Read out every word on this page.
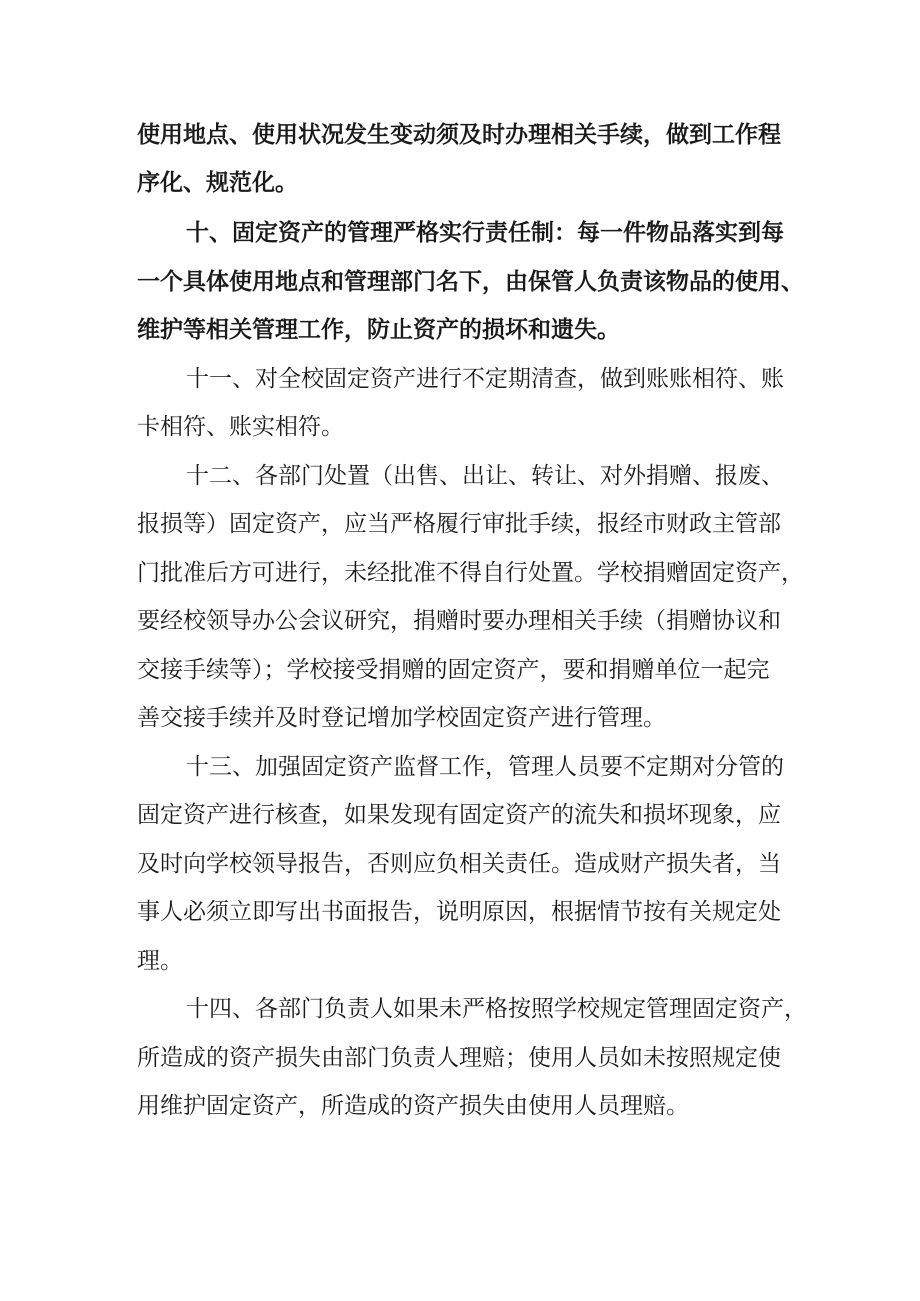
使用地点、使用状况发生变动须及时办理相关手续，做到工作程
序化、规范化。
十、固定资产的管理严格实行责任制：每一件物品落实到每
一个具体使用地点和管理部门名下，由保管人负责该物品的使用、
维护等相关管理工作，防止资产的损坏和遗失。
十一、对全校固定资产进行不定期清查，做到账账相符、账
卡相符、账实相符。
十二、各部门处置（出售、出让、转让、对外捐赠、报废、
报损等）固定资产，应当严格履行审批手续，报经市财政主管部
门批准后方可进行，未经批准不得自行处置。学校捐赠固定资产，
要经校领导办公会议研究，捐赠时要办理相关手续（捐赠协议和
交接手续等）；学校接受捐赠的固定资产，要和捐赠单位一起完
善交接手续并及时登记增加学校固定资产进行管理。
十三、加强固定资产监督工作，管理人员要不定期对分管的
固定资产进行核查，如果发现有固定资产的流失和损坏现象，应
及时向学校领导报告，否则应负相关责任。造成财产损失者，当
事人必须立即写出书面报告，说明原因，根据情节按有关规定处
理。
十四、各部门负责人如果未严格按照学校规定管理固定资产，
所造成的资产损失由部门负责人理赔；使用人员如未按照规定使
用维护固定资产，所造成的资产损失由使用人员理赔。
==
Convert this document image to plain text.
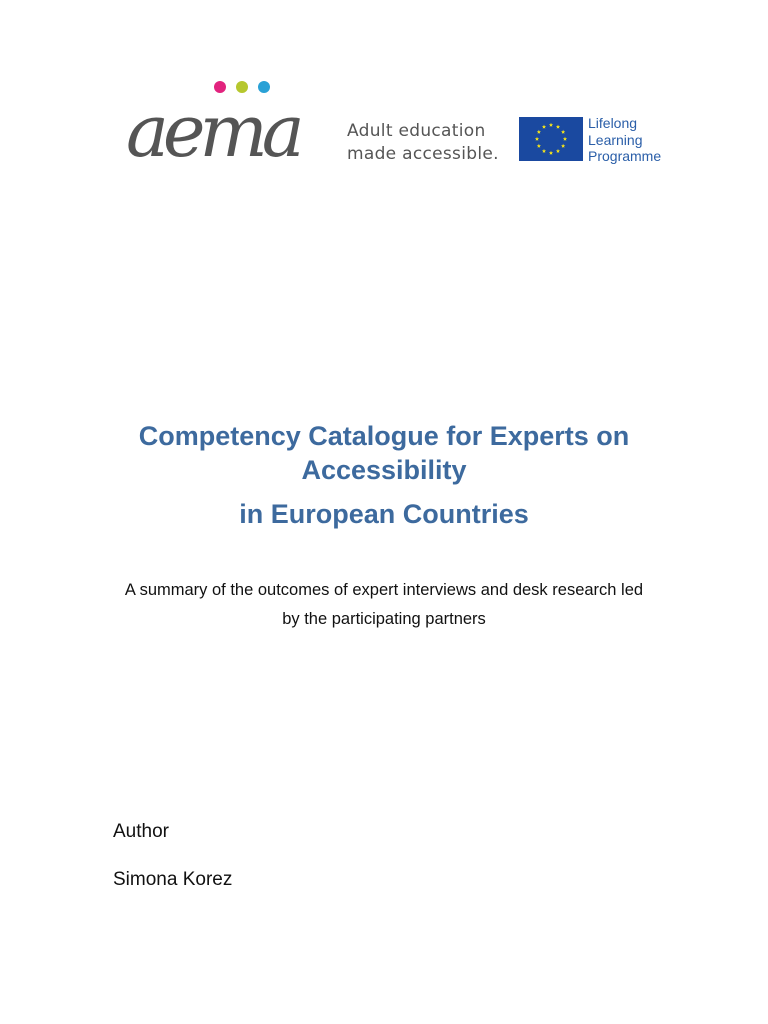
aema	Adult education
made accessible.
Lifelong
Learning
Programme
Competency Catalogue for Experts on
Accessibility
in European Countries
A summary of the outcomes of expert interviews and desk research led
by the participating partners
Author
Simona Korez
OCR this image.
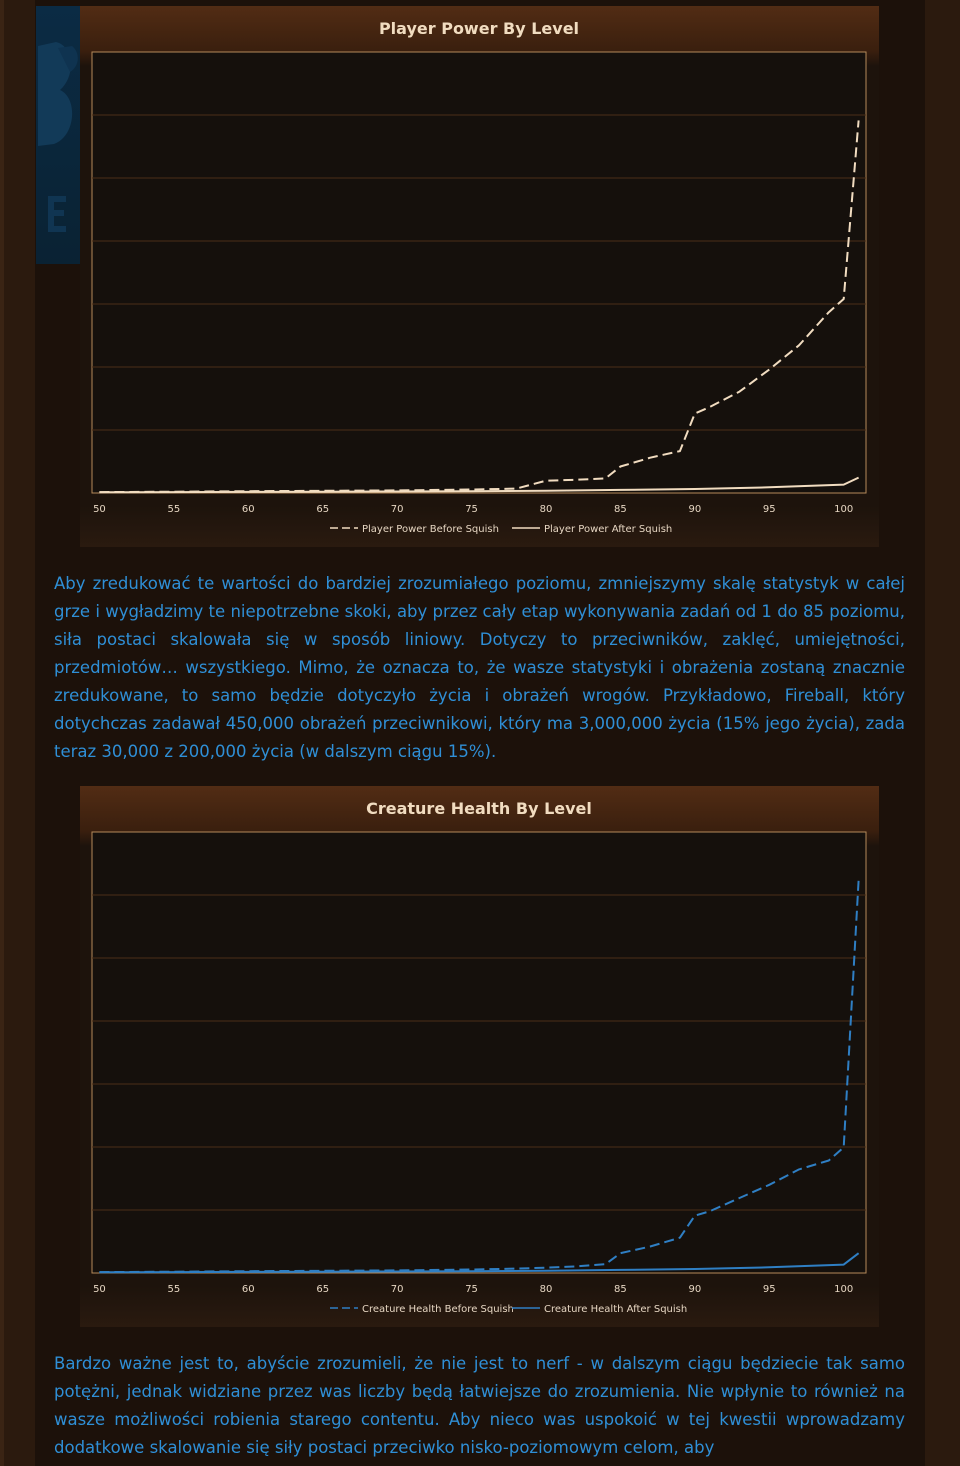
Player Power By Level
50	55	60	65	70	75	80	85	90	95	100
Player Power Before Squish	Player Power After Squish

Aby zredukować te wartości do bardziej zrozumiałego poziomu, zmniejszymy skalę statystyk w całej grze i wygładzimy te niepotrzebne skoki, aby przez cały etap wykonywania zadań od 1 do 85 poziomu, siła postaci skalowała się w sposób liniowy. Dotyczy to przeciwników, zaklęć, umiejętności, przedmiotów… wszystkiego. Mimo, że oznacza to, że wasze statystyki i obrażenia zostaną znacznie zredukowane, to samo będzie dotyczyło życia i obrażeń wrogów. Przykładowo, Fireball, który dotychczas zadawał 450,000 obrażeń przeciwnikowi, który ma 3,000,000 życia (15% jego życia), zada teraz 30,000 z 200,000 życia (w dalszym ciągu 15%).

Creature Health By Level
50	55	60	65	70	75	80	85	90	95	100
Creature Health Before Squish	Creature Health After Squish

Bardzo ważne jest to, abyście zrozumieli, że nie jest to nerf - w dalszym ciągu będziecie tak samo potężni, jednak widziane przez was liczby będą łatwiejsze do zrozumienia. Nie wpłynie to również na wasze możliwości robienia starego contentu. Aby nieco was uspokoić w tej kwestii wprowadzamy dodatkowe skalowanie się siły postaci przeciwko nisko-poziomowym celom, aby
--
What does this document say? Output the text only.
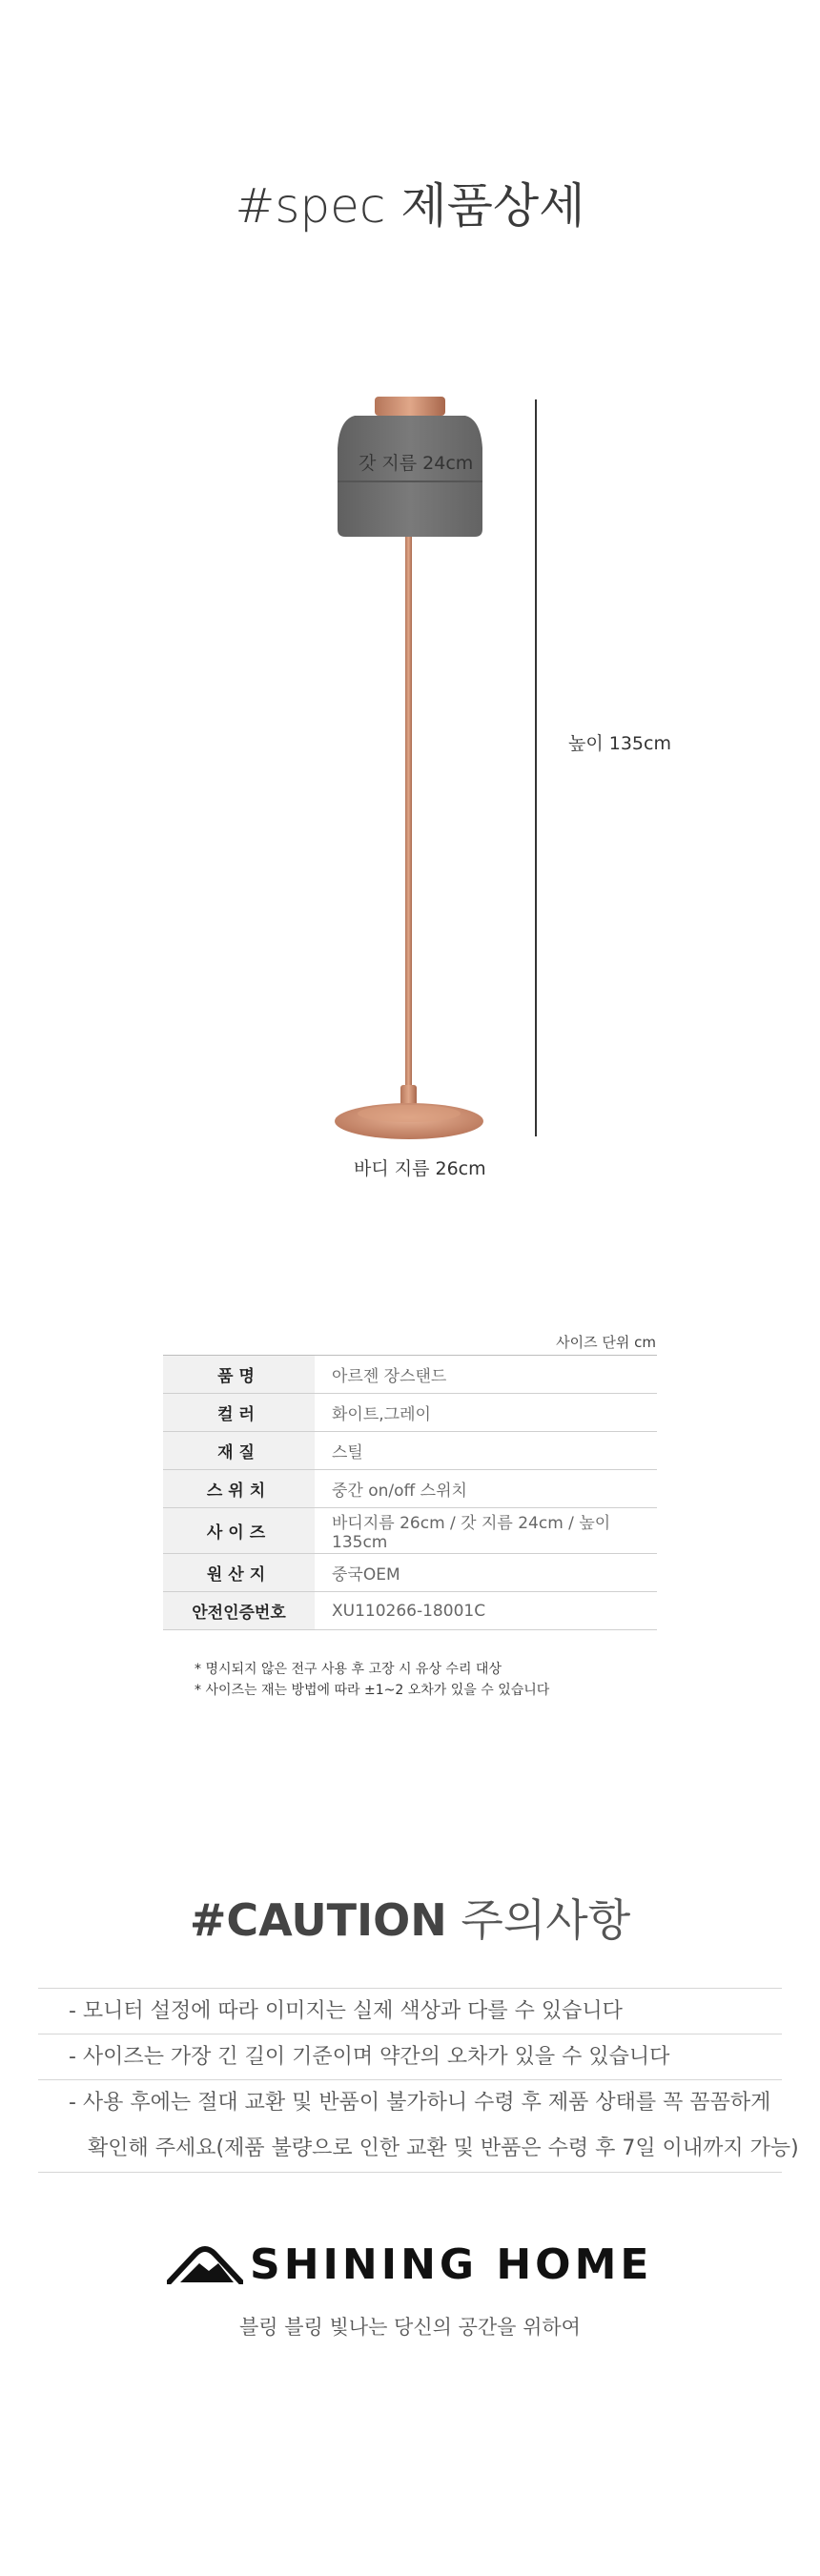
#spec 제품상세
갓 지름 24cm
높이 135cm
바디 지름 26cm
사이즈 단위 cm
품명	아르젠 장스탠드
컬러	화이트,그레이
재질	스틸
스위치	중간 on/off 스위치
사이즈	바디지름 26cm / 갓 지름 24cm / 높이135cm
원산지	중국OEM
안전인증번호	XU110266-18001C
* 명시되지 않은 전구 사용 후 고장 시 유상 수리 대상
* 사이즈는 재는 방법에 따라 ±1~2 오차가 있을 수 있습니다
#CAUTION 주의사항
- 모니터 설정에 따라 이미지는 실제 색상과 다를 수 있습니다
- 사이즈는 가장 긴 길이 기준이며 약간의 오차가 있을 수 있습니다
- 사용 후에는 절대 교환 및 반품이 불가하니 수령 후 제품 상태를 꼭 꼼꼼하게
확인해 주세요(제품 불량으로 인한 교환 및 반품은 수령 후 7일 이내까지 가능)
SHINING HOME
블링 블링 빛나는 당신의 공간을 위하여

Problem to solve => Indicate how many lines of the material contain the string "Player", giving the number and nothing more.

Complete answer => 2